For every line in the data below that contains "Troy", copy the line.

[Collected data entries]

■ ■ ■

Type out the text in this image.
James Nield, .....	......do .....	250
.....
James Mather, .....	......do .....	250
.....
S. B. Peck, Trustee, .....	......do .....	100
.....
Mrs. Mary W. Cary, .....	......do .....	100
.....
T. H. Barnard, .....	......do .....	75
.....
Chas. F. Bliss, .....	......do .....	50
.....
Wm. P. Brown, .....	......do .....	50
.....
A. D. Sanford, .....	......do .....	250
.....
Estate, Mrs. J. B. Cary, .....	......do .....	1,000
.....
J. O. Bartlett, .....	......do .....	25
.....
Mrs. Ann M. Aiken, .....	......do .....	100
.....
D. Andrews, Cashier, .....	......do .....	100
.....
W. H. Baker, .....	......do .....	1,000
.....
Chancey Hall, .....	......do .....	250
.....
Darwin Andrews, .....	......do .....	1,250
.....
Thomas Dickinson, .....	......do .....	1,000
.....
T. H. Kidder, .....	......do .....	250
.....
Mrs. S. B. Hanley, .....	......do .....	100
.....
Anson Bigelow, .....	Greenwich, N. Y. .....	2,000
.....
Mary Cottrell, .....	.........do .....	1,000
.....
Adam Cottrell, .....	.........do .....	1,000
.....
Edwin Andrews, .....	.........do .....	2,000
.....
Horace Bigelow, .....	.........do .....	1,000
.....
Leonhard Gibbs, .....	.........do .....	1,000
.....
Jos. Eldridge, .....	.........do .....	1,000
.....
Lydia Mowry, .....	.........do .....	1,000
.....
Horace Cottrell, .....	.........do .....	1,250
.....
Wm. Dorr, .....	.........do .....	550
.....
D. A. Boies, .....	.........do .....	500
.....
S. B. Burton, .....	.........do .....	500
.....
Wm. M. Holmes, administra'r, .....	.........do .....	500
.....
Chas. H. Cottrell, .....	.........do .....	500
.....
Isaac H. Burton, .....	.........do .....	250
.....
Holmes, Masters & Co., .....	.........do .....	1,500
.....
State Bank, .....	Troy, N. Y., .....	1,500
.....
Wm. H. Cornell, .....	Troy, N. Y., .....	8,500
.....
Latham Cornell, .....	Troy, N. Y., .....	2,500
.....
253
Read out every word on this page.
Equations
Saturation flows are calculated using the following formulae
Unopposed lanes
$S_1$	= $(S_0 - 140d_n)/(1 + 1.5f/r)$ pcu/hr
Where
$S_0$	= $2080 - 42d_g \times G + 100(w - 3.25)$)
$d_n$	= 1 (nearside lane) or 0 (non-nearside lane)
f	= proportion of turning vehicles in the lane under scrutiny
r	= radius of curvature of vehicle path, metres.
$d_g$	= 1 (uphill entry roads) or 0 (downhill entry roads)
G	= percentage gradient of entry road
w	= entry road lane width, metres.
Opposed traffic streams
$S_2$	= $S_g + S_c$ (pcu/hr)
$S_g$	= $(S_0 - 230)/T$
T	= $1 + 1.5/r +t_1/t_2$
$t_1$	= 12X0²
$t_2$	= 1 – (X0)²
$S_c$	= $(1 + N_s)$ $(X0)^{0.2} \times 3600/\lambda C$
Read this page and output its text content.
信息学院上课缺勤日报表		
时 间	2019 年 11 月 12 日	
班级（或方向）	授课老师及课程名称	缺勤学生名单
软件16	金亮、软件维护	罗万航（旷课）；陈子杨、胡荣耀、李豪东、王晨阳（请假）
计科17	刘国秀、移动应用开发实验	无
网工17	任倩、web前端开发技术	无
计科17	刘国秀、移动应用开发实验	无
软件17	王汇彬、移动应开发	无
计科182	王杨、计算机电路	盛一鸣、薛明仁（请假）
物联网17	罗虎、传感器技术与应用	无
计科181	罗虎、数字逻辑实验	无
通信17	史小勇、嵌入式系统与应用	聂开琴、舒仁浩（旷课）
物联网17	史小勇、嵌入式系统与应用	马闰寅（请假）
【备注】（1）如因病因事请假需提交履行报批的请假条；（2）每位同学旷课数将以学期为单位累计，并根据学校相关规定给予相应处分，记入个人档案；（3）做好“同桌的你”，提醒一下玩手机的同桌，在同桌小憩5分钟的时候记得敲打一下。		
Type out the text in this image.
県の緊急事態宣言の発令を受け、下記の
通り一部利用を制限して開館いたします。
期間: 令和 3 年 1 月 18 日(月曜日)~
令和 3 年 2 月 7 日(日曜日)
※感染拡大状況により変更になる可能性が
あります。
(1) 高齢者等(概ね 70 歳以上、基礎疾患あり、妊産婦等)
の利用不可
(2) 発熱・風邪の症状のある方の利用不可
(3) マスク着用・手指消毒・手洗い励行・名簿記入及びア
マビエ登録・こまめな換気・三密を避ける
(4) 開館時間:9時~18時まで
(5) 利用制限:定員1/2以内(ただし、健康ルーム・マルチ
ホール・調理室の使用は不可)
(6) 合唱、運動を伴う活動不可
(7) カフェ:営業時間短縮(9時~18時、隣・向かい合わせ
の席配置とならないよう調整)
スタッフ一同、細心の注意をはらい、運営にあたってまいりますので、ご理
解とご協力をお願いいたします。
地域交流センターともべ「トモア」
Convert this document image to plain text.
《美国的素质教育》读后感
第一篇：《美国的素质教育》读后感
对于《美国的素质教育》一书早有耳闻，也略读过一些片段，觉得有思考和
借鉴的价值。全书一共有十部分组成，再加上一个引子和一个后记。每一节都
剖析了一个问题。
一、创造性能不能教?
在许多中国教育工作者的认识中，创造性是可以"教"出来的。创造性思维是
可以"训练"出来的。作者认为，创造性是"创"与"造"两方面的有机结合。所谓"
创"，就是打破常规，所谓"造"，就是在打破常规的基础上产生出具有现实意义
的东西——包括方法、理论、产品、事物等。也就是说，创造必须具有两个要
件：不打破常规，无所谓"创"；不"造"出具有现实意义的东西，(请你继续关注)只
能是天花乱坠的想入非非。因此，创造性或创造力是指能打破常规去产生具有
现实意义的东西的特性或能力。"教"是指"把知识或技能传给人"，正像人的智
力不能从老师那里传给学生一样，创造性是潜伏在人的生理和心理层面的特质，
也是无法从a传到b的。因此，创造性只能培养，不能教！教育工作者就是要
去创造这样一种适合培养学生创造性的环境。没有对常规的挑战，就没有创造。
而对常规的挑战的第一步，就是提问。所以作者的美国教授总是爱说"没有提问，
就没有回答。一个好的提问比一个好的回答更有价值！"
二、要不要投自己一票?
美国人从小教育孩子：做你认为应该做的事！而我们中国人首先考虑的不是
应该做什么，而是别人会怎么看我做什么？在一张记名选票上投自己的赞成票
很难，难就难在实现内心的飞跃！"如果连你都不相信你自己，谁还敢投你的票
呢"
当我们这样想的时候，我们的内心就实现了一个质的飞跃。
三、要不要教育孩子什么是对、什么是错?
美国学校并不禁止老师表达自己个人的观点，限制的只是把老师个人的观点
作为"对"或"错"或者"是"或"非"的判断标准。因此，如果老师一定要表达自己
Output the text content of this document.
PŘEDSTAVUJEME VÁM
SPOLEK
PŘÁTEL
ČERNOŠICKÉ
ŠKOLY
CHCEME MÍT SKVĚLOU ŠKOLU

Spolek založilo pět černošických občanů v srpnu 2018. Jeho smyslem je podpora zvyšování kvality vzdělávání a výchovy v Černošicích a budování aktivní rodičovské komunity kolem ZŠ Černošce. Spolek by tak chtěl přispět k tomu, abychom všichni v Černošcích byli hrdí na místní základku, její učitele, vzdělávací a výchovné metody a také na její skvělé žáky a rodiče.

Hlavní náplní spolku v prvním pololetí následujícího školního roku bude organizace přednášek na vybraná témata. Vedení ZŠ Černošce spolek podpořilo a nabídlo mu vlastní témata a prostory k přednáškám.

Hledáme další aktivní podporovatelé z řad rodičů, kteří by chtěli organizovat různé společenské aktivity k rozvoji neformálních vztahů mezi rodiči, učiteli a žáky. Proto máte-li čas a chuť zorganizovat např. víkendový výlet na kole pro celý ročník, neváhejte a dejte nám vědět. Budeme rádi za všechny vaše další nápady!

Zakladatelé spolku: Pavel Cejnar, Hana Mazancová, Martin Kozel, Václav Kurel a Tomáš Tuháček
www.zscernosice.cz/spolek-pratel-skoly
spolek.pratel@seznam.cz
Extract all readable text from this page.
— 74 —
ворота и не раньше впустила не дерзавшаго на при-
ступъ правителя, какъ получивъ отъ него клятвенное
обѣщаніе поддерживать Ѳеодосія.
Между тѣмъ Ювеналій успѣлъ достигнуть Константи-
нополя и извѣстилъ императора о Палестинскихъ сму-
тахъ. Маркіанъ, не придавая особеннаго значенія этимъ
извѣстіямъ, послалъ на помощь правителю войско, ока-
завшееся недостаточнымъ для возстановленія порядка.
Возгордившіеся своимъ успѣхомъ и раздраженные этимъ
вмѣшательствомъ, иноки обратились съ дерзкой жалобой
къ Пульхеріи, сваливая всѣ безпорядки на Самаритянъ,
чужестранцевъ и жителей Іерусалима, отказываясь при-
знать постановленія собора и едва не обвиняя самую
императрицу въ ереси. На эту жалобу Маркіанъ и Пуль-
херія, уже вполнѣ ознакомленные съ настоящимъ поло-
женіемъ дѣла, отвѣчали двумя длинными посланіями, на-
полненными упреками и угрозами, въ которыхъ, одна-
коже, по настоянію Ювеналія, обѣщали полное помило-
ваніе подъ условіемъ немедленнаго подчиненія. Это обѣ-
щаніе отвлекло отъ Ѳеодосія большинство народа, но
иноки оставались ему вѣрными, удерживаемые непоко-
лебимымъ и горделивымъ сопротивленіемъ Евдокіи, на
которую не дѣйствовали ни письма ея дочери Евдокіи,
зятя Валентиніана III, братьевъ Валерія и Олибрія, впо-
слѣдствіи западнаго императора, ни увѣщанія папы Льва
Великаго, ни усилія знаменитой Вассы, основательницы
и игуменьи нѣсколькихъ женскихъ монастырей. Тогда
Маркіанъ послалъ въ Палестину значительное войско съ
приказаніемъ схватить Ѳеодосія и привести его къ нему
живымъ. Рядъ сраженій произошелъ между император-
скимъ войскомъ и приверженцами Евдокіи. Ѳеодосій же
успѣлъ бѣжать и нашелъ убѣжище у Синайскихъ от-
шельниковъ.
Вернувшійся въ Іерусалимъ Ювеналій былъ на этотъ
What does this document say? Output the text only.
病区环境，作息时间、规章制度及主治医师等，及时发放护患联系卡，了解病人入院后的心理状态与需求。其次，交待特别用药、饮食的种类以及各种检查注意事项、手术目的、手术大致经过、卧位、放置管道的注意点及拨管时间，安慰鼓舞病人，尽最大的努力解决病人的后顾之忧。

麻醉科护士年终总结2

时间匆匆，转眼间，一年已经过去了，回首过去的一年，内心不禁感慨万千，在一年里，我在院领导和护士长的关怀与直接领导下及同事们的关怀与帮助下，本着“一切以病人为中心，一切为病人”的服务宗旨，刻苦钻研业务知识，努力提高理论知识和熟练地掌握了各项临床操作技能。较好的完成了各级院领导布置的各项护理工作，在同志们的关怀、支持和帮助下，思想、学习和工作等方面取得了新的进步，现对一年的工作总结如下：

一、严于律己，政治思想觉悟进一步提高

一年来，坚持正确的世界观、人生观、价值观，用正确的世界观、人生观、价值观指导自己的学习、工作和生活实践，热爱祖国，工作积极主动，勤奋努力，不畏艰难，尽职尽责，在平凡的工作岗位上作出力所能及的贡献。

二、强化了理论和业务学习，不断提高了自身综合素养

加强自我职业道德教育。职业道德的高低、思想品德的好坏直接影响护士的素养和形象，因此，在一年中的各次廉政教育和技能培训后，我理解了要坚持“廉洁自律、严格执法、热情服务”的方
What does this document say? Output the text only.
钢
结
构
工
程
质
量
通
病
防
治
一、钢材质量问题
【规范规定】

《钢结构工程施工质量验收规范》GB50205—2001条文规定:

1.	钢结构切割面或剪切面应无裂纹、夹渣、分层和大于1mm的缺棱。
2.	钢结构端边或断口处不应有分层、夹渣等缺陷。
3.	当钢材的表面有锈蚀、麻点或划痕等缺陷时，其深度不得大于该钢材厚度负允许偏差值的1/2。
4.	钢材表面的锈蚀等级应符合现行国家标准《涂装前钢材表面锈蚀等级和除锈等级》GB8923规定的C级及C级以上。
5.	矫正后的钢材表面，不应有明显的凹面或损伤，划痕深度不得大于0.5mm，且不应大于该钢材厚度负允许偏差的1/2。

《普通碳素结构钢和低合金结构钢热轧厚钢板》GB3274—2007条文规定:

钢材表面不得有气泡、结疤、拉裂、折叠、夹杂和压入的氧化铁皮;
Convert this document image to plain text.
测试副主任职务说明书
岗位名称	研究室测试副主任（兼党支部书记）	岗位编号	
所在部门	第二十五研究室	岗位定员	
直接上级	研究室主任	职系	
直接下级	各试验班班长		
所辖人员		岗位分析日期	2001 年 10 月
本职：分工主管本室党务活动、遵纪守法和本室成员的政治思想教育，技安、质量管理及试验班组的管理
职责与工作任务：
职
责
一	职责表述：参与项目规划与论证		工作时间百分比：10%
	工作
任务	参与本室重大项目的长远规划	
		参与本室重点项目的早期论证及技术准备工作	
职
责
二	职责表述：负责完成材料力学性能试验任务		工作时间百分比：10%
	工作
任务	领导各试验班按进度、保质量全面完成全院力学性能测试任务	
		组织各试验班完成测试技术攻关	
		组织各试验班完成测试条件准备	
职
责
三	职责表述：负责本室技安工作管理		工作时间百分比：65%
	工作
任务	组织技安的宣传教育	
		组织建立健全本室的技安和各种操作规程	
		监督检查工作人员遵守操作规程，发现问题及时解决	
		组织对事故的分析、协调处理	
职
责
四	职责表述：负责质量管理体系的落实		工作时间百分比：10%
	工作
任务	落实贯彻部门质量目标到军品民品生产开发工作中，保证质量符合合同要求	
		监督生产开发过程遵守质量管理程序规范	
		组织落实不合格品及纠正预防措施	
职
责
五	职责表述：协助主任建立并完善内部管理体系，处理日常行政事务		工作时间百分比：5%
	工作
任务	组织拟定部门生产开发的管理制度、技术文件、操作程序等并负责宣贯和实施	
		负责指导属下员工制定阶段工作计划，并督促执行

■ ■ ■

RESULT BELOW
State Bank, .....	Troy, N. Y., .....	1,500
Wm. H. Cornell, .....	Troy, N. Y., .....	8,500
Latham Cornell, .....	Troy, N. Y., .....	2,500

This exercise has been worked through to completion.